Return every line of the data below without changing any of it, except for the pictures, which should not be included.

Boxed element data
═══

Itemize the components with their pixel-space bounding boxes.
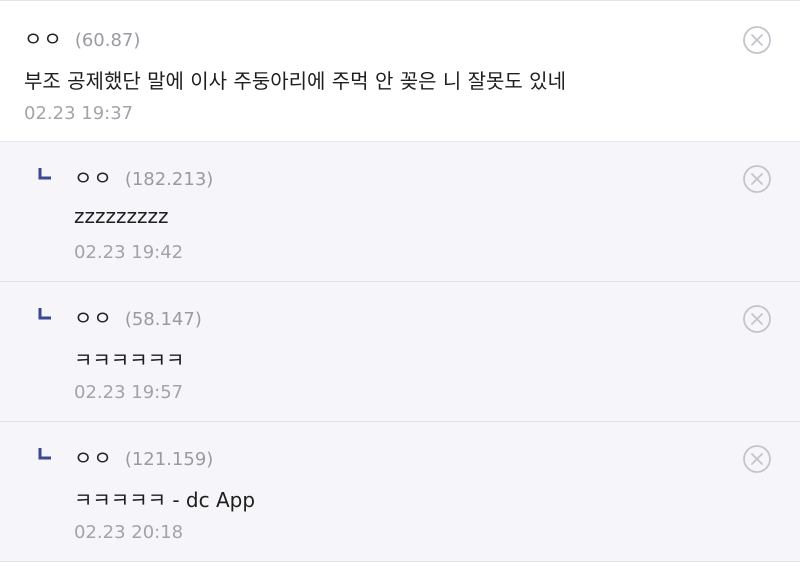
- comment-ip: (60.87): [74, 30, 141, 51]
- reply-nickname[interactable]: ㅇㅇ: [74, 302, 113, 331]
- reply-text: zzzzzzzzz: [74, 204, 169, 228]
- reply-date: 02.23 20:18: [74, 522, 184, 543]
- reply-header: ㅇㅇ (182.213): [74, 162, 213, 191]
- comment-header: ㅇㅇ (60.87): [24, 23, 140, 52]
- reply-arrow-icon: [38, 308, 51, 320]
- reply-ip: (121.159): [124, 449, 214, 470]
- delete-circle-x-icon[interactable]: [742, 164, 772, 194]
- reply-ip: (58.147): [124, 309, 202, 330]
- reply-item: ㅇㅇ (182.213) zzzzzzzzz 02.23 19:42: [0, 142, 800, 282]
- reply-header: ㅇㅇ (121.159): [74, 442, 213, 471]
- reply-date: 02.23 19:42: [74, 242, 184, 263]
- delete-circle-x-icon[interactable]: [742, 304, 772, 334]
- comment-nickname[interactable]: ㅇㅇ: [24, 23, 63, 52]
- reply-item: ㅇㅇ (58.147) ㅋㅋㅋㅋㅋㅋ 02.23 19:57: [0, 282, 800, 422]
- comment-item: ㅇㅇ (60.87) 부조 공제했단 말에 이사 주둥아리에 주먹 안 꽂은 니…: [0, 1, 800, 142]
- reply-ip: (182.213): [124, 169, 214, 190]
- reply-nickname[interactable]: ㅇㅇ: [74, 442, 113, 471]
- comment-date: 02.23 19:37: [24, 103, 134, 124]
- reply-date: 02.23 19:57: [74, 382, 184, 403]
- reply-text: ㅋㅋㅋㅋㅋㅋ: [74, 348, 185, 372]
- reply-text: ㅋㅋㅋㅋㅋ - dc App: [74, 488, 256, 512]
- reply-arrow-icon: [38, 448, 51, 460]
- reply-item: ㅇㅇ (121.159) ㅋㅋㅋㅋㅋ - dc App 02.23 20:18: [0, 422, 800, 562]
- comment-text: 부조 공제했단 말에 이사 주둥아리에 주먹 안 꽂은 니 잘못도 있네: [24, 69, 566, 93]
- delete-circle-x-icon[interactable]: [742, 25, 772, 55]
- reply-nickname[interactable]: ㅇㅇ: [74, 162, 113, 191]
- delete-circle-x-icon[interactable]: [742, 444, 772, 474]
- reply-header: ㅇㅇ (58.147): [74, 302, 202, 331]
- comment-list: ㅇㅇ (60.87) 부조 공제했단 말에 이사 주둥아리에 주먹 안 꽂은 니…: [0, 0, 800, 566]
- reply-arrow-icon: [38, 168, 51, 180]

═══

• **Right answer**:
Itemize the components with their pixel-space bounding boxes.
- comment-ip: (60.87): [74, 30, 141, 51]
- reply-nickname[interactable]: ㅇㅇ: [74, 302, 113, 331]
- reply-text: zzzzzzzzz: [74, 204, 169, 228]
- reply-date: 02.23 20:18: [74, 522, 184, 543]
- reply-header: ㅇㅇ (182.213): [74, 162, 213, 191]
- comment-header: ㅇㅇ (60.87): [24, 23, 140, 52]
- reply-arrow-icon: [38, 308, 51, 320]
- reply-ip: (121.159): [124, 449, 214, 470]
- delete-circle-x-icon[interactable]: [742, 164, 772, 194]
- reply-ip: (58.147): [124, 309, 202, 330]
- reply-item: ㅇㅇ (182.213) zzzzzzzzz 02.23 19:42: [0, 142, 800, 282]
- reply-header: ㅇㅇ (121.159): [74, 442, 213, 471]
- reply-date: 02.23 19:42: [74, 242, 184, 263]
- delete-circle-x-icon[interactable]: [742, 304, 772, 334]
- comment-nickname[interactable]: ㅇㅇ: [24, 23, 63, 52]
- reply-item: ㅇㅇ (58.147) ㅋㅋㅋㅋㅋㅋ 02.23 19:57: [0, 282, 800, 422]
- comment-item: ㅇㅇ (60.87) 부조 공제했단 말에 이사 주둥아리에 주먹 안 꽂은 니…: [0, 1, 800, 142]
- reply-ip: (182.213): [124, 169, 214, 190]
- reply-nickname[interactable]: ㅇㅇ: [74, 442, 113, 471]
- comment-date: 02.23 19:37: [24, 103, 134, 124]
- reply-date: 02.23 19:57: [74, 382, 184, 403]
- reply-text: ㅋㅋㅋㅋㅋㅋ: [74, 348, 185, 372]
- reply-text: ㅋㅋㅋㅋㅋ - dc App: [74, 488, 256, 512]
- reply-arrow-icon: [38, 448, 51, 460]
- reply-item: ㅇㅇ (121.159) ㅋㅋㅋㅋㅋ - dc App 02.23 20:18: [0, 422, 800, 562]
- comment-text: 부조 공제했단 말에 이사 주둥아리에 주먹 안 꽂은 니 잘못도 있네: [24, 69, 566, 93]
- delete-circle-x-icon[interactable]: [742, 25, 772, 55]
- reply-nickname[interactable]: ㅇㅇ: [74, 162, 113, 191]
- delete-circle-x-icon[interactable]: [742, 444, 772, 474]
- reply-header: ㅇㅇ (58.147): [74, 302, 202, 331]
- comment-list: ㅇㅇ (60.87) 부조 공제했단 말에 이사 주둥아리에 주먹 안 꽂은 니…: [0, 0, 800, 566]
- reply-arrow-icon: [38, 168, 51, 180]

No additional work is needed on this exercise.